Given instruction ->
Quote the whole listing exactly. Leave the pictures out of your copy.

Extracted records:
####

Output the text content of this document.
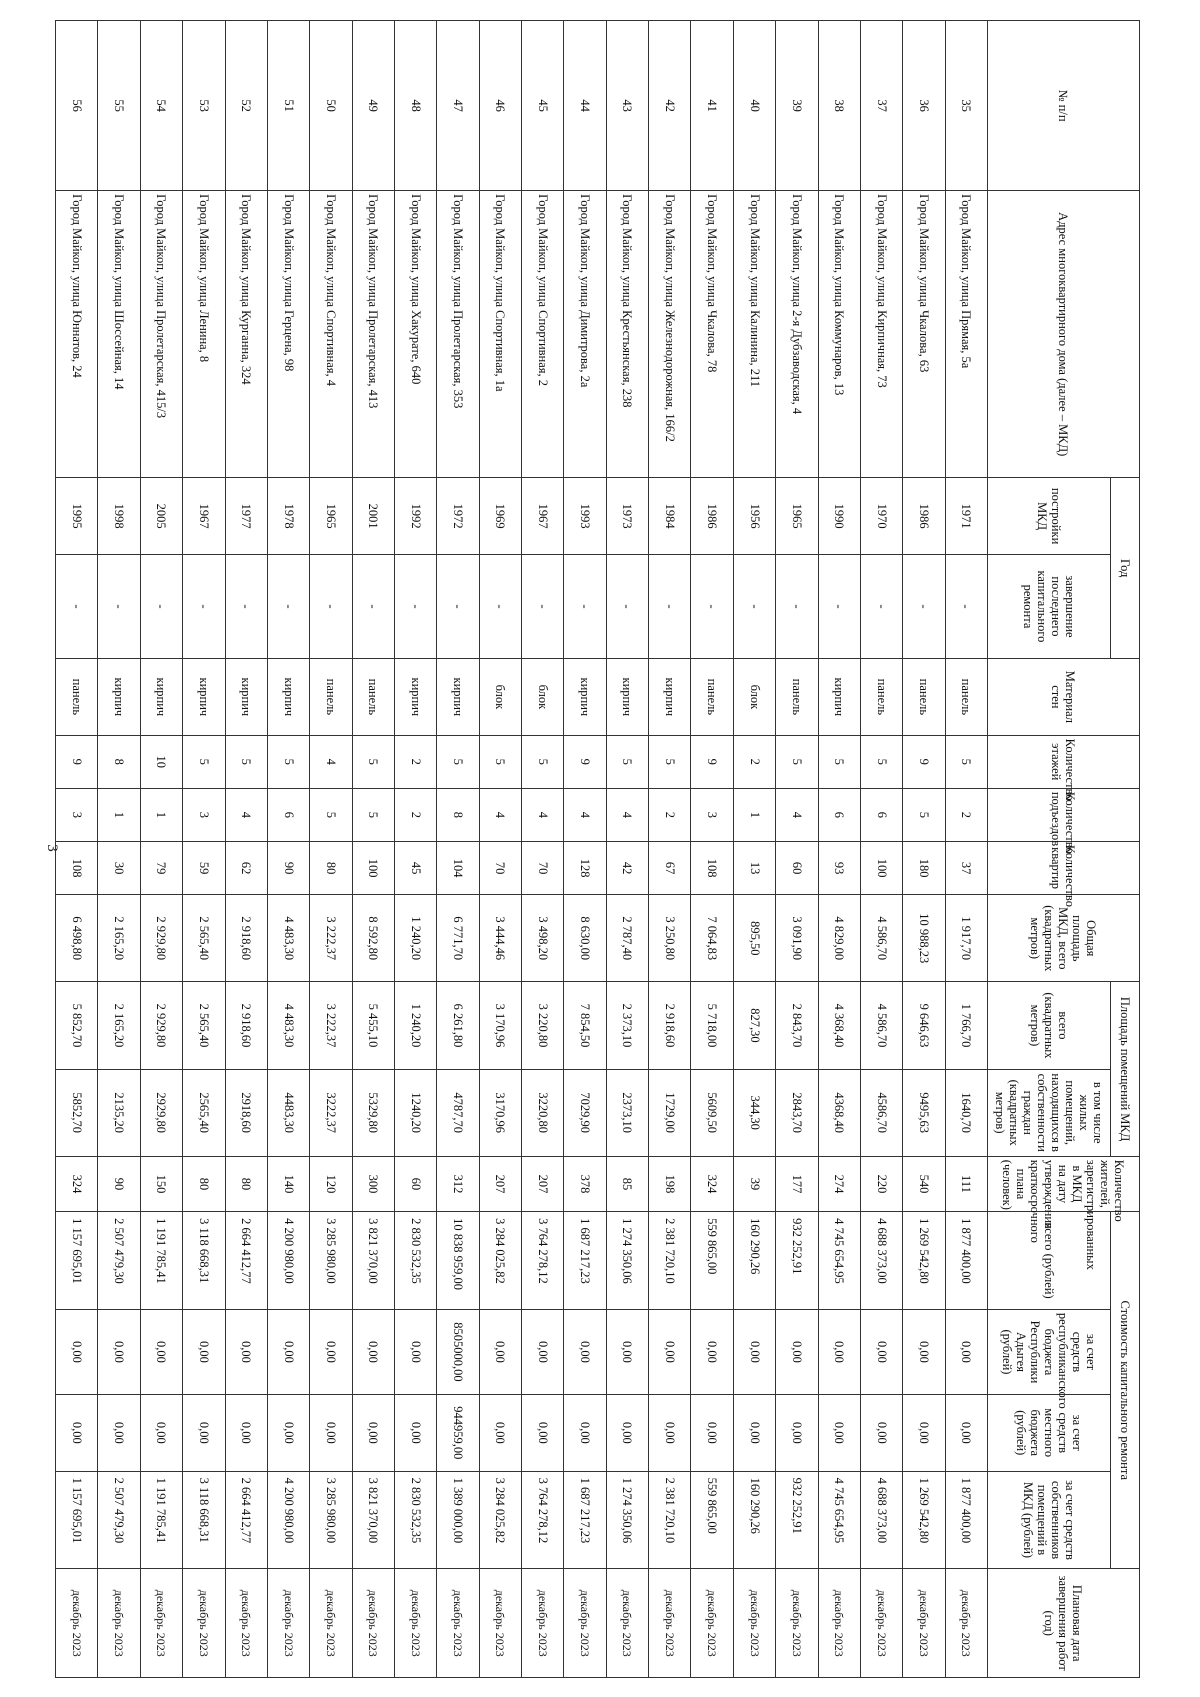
3
№ п/п	Адрес многоквартирного дома (далее – МКД)	Год		Материал стен	Количество этажей	Количество подъездов	Количество квартир	Общая площадь МКД, всего (квадратных метров)	Площадь помещений МКД		Количество жителей, зарегистрированных в МКД на дату утверждения краткосрочного плана (человек)	Стоимость капитального ремонта				Плановая дата завершения работ (год)
		постройки МКД	завершение последнего капитального ремонта						всего (квадратных метров)	в том числе жилых помещений, находящихся в собственности граждан (квадратных метров)		всего (рублей)	за счет средств республиканского бюджета Республики Адыгея (рублей)	за счет средств местного бюджета (рублей)	за счет средств собственников помещений в МКД (рублей)	
35	Город Майкоп, улица Прямая, 5а	1971	-	панель	5	2	37	1 917,70	1 766,70	1640,70	111	1 877 400,00	0,00	0,00	1 877 400,00	декабрь 2023
36	Город Майкоп, улица Чкалова, 63	1986	-	панель	9	5	180	10 988,23	9 646,63	9495,63	540	1 269 542,80	0,00	0,00	1 269 542,80	декабрь 2023
37	Город Майкоп, улица Кирпичная, 73	1970	-	панель	5	6	100	4 586,70	4 586,70	4586,70	220	4 688 373,00	0,00	0,00	4 688 373,00	декабрь 2023
38	Город Майкоп, улица Коммунаров, 13	1990	-	кирпич	5	6	93	4 829,00	4 368,40	4368,40	274	4 745 654,95	0,00	0,00	4 745 654,95	декабрь 2023
39	Город Майкоп, улица 2-я Дубзаводская, 4	1965	-	панель	5	4	60	3 091,90	2 843,70	2843,70	177	932 252,91	0,00	0,00	932 252,91	декабрь 2023
40	Город Майкоп, улица Калинина, 211	1956	-	блок	2	1	13	895,50	827,30	344,30	39	160 290,26	0,00	0,00	160 290,26	декабрь 2023
41	Город Майкоп, улица Чкалова, 78	1986	-	панель	9	3	108	7 064,83	5 718,00	5609,50	324	559 865,00	0,00	0,00	559 865,00	декабрь 2023
42	Город Майкоп, улица Железнодорожная, 166/2	1984	-	кирпич	5	2	67	3 250,80	2 918,60	1729,00	198	2 381 720,10	0,00	0,00	2 381 720,10	декабрь 2023
43	Город Майкоп, улица Крестьянская, 238	1973	-	кирпич	5	4	42	2 787,40	2 373,10	2373,10	85	1 274 350,06	0,00	0,00	1 274 350,06	декабрь 2023
44	Город Майкоп, улица Димитрова, 2а	1993	-	кирпич	9	4	128	8 630,00	7 854,50	7029,90	378	1 687 217,23	0,00	0,00	1 687 217,23	декабрь 2023
45	Город Майкоп, улица Спортивная, 2	1967	-	блок	5	4	70	3 498,20	3 220,80	3220,80	207	3 764 278,12	0,00	0,00	3 764 278,12	декабрь 2023
46	Город Майкоп, улица Спортивная, 1а	1969	-	блок	5	4	70	3 444,46	3 170,96	3170,96	207	3 284 025,82	0,00	0,00	3 284 025,82	декабрь 2023
47	Город Майкоп, улица Пролетарская, 353	1972	-	кирпич	5	8	104	6 771,70	6 261,80	4787,70	312	10 838 959,00	8505000,00	944959,00	1 389 000,00	декабрь 2023
48	Город Майкоп, улица Хакурате, 640	1992	-	кирпич	2	2	45	1 240,20	1 240,20	1240,20	60	2 830 532,35	0,00	0,00	2 830 532,35	декабрь 2023
49	Город Майкоп, улица Пролетарская, 413	2001	-	панель	5	5	100	8 592,80	5 455,10	5329,80	300	3 821 370,00	0,00	0,00	3 821 370,00	декабрь 2023
50	Город Майкоп, улица Спортивная, 4	1965	-	панель	4	5	80	3 222,37	3 222,37	3222,37	120	3 285 980,00	0,00	0,00	3 285 980,00	декабрь 2023
51	Город Майкоп, улица Герцена, 98	1978	-	кирпич	5	6	90	4 483,30	4 483,30	4483,30	140	4 200 980,00	0,00	0,00	4 200 980,00	декабрь 2023
52	Город Майкоп, улица Курганна, 324	1977	-	кирпич	5	4	62	2 918,60	2 918,60	2918,60	80	2 664 412,77	0,00	0,00	2 664 412,77	декабрь 2023
53	Город Майкоп, улица Ленина, 8	1967	-	кирпич	5	3	59	2 565,40	2 565,40	2565,40	80	3 118 668,31	0,00	0,00	3 118 668,31	декабрь 2023
54	Город Майкоп, улица Пролетарская, 415/3	2005	-	кирпич	10	1	79	2 929,80	2 929,80	2929,80	150	1 191 785,41	0,00	0,00	1 191 785,41	декабрь 2023
55	Город Майкоп, улица Шоссейная, 14	1998	-	кирпич	8	1	30	2 165,20	2 165,20	2135,20	90	2 507 479,30	0,00	0,00	2 507 479,30	декабрь 2023
56	Город Майкоп, улица Юннатов, 24	1995	-	панель	9	3	108	6 498,80	5 852,70	5852,70	324	1 157 695,01	0,00	0,00	1 157 695,01	декабрь 2023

####

Exercise result ->
Output the text content of this document.
3
№ п/п	Адрес многоквартирного дома (далее – МКД)	Год		Материал стен	Количество этажей	Количество подъездов	Количество квартир	Общая площадь МКД, всего (квадратных метров)	Площадь помещений МКД		Количество жителей, зарегистрированных в МКД на дату утверждения краткосрочного плана (человек)	Стоимость капитального ремонта				Плановая дата завершения работ (год)
		постройки МКД	завершение последнего капитального ремонта						всего (квадратных метров)	в том числе жилых помещений, находящихся в собственности граждан (квадратных метров)		всего (рублей)	за счет средств республиканского бюджета Республики Адыгея (рублей)	за счет средств местного бюджета (рублей)	за счет средств собственников помещений в МКД (рублей)	
35	Город Майкоп, улица Прямая, 5а	1971	-	панель	5	2	37	1 917,70	1 766,70	1640,70	111	1 877 400,00	0,00	0,00	1 877 400,00	декабрь 2023
36	Город Майкоп, улица Чкалова, 63	1986	-	панель	9	5	180	10 988,23	9 646,63	9495,63	540	1 269 542,80	0,00	0,00	1 269 542,80	декабрь 2023
37	Город Майкоп, улица Кирпичная, 73	1970	-	панель	5	6	100	4 586,70	4 586,70	4586,70	220	4 688 373,00	0,00	0,00	4 688 373,00	декабрь 2023
38	Город Майкоп, улица Коммунаров, 13	1990	-	кирпич	5	6	93	4 829,00	4 368,40	4368,40	274	4 745 654,95	0,00	0,00	4 745 654,95	декабрь 2023
39	Город Майкоп, улица 2-я Дубзаводская, 4	1965	-	панель	5	4	60	3 091,90	2 843,70	2843,70	177	932 252,91	0,00	0,00	932 252,91	декабрь 2023
40	Город Майкоп, улица Калинина, 211	1956	-	блок	2	1	13	895,50	827,30	344,30	39	160 290,26	0,00	0,00	160 290,26	декабрь 2023
41	Город Майкоп, улица Чкалова, 78	1986	-	панель	9	3	108	7 064,83	5 718,00	5609,50	324	559 865,00	0,00	0,00	559 865,00	декабрь 2023
42	Город Майкоп, улица Железнодорожная, 166/2	1984	-	кирпич	5	2	67	3 250,80	2 918,60	1729,00	198	2 381 720,10	0,00	0,00	2 381 720,10	декабрь 2023
43	Город Майкоп, улица Крестьянская, 238	1973	-	кирпич	5	4	42	2 787,40	2 373,10	2373,10	85	1 274 350,06	0,00	0,00	1 274 350,06	декабрь 2023
44	Город Майкоп, улица Димитрова, 2а	1993	-	кирпич	9	4	128	8 630,00	7 854,50	7029,90	378	1 687 217,23	0,00	0,00	1 687 217,23	декабрь 2023
45	Город Майкоп, улица Спортивная, 2	1967	-	блок	5	4	70	3 498,20	3 220,80	3220,80	207	3 764 278,12	0,00	0,00	3 764 278,12	декабрь 2023
46	Город Майкоп, улица Спортивная, 1а	1969	-	блок	5	4	70	3 444,46	3 170,96	3170,96	207	3 284 025,82	0,00	0,00	3 284 025,82	декабрь 2023
47	Город Майкоп, улица Пролетарская, 353	1972	-	кирпич	5	8	104	6 771,70	6 261,80	4787,70	312	10 838 959,00	8505000,00	944959,00	1 389 000,00	декабрь 2023
48	Город Майкоп, улица Хакурате, 640	1992	-	кирпич	2	2	45	1 240,20	1 240,20	1240,20	60	2 830 532,35	0,00	0,00	2 830 532,35	декабрь 2023
49	Город Майкоп, улица Пролетарская, 413	2001	-	панель	5	5	100	8 592,80	5 455,10	5329,80	300	3 821 370,00	0,00	0,00	3 821 370,00	декабрь 2023
50	Город Майкоп, улица Спортивная, 4	1965	-	панель	4	5	80	3 222,37	3 222,37	3222,37	120	3 285 980,00	0,00	0,00	3 285 980,00	декабрь 2023
51	Город Майкоп, улица Герцена, 98	1978	-	кирпич	5	6	90	4 483,30	4 483,30	4483,30	140	4 200 980,00	0,00	0,00	4 200 980,00	декабрь 2023
52	Город Майкоп, улица Курганна, 324	1977	-	кирпич	5	4	62	2 918,60	2 918,60	2918,60	80	2 664 412,77	0,00	0,00	2 664 412,77	декабрь 2023
53	Город Майкоп, улица Ленина, 8	1967	-	кирпич	5	3	59	2 565,40	2 565,40	2565,40	80	3 118 668,31	0,00	0,00	3 118 668,31	декабрь 2023
54	Город Майкоп, улица Пролетарская, 415/3	2005	-	кирпич	10	1	79	2 929,80	2 929,80	2929,80	150	1 191 785,41	0,00	0,00	1 191 785,41	декабрь 2023
55	Город Майкоп, улица Шоссейная, 14	1998	-	кирпич	8	1	30	2 165,20	2 165,20	2135,20	90	2 507 479,30	0,00	0,00	2 507 479,30	декабрь 2023
56	Город Майкоп, улица Юннатов, 24	1995	-	панель	9	3	108	6 498,80	5 852,70	5852,70	324	1 157 695,01	0,00	0,00	1 157 695,01	декабрь 2023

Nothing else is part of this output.